### DATASET RECORDS

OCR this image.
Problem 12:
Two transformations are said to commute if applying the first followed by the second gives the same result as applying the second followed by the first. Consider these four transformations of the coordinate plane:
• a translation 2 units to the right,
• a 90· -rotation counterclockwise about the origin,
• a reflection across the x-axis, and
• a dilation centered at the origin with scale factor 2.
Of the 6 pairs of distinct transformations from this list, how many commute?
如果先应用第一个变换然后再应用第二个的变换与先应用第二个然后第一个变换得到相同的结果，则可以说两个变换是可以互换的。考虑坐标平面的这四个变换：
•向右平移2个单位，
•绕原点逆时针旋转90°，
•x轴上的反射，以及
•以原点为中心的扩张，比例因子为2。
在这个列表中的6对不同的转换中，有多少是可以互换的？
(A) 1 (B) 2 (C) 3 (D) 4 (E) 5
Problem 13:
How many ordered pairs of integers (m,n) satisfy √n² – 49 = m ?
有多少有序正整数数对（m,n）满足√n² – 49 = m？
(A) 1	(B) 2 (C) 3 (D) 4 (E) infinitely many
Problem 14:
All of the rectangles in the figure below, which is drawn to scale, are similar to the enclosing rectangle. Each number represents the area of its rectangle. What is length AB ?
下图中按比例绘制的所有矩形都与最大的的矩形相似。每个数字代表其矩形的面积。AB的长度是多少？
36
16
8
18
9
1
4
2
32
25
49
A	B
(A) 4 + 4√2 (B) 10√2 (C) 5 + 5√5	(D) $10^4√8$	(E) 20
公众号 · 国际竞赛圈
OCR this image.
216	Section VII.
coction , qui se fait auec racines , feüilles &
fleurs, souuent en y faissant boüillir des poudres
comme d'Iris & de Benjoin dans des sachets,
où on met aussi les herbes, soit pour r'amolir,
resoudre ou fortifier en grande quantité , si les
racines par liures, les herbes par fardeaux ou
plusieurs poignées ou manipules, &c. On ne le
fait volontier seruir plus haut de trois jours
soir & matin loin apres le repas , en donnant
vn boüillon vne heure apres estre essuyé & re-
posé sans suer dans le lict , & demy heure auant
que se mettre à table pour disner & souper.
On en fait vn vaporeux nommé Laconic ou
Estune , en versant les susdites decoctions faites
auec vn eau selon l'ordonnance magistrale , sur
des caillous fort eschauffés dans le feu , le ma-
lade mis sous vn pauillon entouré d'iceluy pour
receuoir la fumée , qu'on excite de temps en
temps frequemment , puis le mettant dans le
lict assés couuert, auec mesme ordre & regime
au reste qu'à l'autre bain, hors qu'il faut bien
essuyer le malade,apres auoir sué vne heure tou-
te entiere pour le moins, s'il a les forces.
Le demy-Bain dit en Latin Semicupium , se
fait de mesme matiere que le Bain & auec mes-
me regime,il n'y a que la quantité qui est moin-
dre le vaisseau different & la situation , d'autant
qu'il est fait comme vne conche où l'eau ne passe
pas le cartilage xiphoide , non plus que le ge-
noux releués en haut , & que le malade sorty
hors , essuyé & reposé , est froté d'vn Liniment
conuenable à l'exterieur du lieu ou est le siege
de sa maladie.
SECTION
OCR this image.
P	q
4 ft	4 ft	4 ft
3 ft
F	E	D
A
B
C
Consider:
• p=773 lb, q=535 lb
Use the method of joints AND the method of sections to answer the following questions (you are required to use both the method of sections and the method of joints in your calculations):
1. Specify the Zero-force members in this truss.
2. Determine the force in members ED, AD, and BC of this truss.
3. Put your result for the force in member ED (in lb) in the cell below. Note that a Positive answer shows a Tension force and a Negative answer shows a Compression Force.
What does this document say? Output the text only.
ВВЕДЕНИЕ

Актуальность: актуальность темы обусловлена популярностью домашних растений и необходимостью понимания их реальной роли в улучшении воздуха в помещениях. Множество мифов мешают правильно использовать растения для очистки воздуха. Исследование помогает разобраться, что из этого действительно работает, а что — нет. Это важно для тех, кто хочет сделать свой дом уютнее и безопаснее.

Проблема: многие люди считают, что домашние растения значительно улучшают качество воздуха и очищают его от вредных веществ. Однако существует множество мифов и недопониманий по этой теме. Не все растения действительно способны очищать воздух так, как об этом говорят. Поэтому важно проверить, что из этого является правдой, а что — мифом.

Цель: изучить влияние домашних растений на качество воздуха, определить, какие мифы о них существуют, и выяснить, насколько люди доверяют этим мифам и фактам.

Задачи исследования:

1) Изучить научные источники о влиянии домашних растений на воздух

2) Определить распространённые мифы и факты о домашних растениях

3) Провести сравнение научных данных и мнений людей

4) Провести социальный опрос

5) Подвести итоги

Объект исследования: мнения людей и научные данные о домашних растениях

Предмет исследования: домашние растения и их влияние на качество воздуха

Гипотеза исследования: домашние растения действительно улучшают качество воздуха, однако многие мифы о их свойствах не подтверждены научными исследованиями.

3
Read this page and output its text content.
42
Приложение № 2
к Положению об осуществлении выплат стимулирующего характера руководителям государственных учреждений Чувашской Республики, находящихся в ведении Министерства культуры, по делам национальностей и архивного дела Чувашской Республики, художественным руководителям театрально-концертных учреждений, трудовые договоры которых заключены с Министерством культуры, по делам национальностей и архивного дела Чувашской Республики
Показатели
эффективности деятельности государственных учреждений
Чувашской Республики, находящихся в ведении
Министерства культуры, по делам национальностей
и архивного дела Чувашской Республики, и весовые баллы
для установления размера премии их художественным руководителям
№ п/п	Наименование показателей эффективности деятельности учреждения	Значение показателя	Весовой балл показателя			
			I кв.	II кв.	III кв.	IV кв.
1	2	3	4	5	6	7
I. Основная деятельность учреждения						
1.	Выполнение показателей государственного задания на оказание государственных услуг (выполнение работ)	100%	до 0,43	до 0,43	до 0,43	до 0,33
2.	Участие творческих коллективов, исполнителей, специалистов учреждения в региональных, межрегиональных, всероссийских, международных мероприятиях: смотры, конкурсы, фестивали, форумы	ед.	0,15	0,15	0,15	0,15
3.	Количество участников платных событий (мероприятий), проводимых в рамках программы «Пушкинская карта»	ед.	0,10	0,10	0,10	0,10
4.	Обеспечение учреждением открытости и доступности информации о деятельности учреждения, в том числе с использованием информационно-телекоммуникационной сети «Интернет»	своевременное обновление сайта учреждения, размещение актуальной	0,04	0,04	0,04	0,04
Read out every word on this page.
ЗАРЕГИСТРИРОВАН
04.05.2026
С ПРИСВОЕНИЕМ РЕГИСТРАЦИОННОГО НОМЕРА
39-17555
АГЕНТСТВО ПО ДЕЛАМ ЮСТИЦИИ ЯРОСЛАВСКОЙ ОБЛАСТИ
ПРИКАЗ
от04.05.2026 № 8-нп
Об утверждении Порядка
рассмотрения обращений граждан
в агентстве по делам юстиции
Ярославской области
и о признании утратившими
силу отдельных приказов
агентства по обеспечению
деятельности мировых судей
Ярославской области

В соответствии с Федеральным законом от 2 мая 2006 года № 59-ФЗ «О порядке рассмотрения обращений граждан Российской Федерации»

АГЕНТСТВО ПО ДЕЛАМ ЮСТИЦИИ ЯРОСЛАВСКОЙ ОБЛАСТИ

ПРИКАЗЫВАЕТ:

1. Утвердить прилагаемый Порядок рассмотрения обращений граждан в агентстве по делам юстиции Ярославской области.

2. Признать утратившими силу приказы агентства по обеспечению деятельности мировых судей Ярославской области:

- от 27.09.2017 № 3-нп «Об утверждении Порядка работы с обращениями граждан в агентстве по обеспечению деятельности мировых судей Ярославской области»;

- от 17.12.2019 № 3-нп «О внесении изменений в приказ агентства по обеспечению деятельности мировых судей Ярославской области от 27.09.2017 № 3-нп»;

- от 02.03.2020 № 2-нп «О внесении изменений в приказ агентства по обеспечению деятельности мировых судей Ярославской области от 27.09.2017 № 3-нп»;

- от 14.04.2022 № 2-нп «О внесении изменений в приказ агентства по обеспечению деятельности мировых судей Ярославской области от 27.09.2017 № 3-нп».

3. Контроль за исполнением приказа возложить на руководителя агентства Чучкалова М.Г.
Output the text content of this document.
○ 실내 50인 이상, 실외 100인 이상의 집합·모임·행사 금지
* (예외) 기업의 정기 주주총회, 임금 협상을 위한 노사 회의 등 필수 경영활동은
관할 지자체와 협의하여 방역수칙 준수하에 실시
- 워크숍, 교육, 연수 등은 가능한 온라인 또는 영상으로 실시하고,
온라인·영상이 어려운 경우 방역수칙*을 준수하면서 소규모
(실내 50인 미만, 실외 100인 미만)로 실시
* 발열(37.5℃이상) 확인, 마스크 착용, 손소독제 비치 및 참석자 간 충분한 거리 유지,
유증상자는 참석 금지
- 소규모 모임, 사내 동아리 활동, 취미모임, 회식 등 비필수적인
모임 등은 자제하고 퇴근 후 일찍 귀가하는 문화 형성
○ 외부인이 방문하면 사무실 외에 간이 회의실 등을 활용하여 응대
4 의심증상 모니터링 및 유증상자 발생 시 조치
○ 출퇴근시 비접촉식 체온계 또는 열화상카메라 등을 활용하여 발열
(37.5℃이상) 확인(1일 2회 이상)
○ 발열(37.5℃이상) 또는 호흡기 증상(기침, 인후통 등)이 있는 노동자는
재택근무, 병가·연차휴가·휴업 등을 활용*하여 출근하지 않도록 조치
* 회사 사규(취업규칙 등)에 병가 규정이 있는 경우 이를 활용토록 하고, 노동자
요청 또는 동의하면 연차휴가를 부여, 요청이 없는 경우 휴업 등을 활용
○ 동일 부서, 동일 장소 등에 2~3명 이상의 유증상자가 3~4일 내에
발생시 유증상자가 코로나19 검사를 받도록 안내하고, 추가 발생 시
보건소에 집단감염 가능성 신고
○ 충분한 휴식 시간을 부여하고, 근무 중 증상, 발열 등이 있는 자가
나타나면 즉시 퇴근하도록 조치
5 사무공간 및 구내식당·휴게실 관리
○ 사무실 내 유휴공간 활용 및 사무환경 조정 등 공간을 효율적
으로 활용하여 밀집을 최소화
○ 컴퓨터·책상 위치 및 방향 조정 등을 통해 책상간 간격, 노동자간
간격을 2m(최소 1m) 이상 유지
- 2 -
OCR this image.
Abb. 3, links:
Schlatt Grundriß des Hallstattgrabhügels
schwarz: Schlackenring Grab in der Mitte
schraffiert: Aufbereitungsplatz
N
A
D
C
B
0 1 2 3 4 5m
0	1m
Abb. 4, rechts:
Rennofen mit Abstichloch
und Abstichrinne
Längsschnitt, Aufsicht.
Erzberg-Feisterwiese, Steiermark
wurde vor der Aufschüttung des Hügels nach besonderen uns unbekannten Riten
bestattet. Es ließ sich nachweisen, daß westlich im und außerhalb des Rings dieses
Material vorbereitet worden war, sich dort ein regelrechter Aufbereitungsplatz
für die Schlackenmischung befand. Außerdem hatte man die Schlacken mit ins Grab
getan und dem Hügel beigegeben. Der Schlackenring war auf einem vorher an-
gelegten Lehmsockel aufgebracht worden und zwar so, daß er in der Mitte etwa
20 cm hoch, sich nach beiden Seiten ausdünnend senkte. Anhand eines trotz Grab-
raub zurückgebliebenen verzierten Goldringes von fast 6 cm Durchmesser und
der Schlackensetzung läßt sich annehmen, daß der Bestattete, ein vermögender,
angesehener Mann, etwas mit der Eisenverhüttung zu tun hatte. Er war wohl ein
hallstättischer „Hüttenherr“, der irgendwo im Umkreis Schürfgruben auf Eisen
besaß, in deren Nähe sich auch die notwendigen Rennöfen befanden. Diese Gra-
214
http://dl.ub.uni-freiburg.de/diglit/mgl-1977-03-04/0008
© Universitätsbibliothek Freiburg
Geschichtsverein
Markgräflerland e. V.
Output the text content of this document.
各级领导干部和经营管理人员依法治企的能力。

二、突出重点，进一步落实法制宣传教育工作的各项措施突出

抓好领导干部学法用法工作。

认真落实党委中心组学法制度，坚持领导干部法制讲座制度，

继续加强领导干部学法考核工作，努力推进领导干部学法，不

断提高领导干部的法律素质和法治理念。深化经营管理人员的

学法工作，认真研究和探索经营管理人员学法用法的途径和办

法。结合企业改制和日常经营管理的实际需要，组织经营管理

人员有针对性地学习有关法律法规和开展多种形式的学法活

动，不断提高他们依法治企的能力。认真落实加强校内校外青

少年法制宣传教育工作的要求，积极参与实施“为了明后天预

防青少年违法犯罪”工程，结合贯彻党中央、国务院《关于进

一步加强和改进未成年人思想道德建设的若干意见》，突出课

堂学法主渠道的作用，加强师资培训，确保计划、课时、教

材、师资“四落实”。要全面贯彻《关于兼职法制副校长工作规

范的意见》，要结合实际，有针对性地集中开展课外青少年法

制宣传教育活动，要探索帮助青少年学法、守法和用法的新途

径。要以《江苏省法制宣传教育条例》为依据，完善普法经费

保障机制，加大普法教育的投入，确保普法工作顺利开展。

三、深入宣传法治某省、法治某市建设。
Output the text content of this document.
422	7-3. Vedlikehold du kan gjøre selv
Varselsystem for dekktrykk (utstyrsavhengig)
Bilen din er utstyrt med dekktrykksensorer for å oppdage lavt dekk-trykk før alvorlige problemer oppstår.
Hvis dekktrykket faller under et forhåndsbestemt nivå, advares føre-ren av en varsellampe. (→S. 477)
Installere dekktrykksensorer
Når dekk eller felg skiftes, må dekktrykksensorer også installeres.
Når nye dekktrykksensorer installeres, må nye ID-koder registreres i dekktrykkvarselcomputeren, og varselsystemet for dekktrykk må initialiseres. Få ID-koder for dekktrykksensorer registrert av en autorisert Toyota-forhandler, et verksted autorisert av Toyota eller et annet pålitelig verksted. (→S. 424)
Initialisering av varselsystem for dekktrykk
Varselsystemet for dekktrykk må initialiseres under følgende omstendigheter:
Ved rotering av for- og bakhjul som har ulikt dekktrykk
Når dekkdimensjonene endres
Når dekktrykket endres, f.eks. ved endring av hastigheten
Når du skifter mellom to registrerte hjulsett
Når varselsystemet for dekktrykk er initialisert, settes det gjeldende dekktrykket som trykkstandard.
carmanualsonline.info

######

__TASK DIRECTIONS__: Gather all lines of the records that include the word "Провести".

__RIGHT ANSWER__:
3) Провести сравнение научных данных и мнений людей
4) Провести социальный опрос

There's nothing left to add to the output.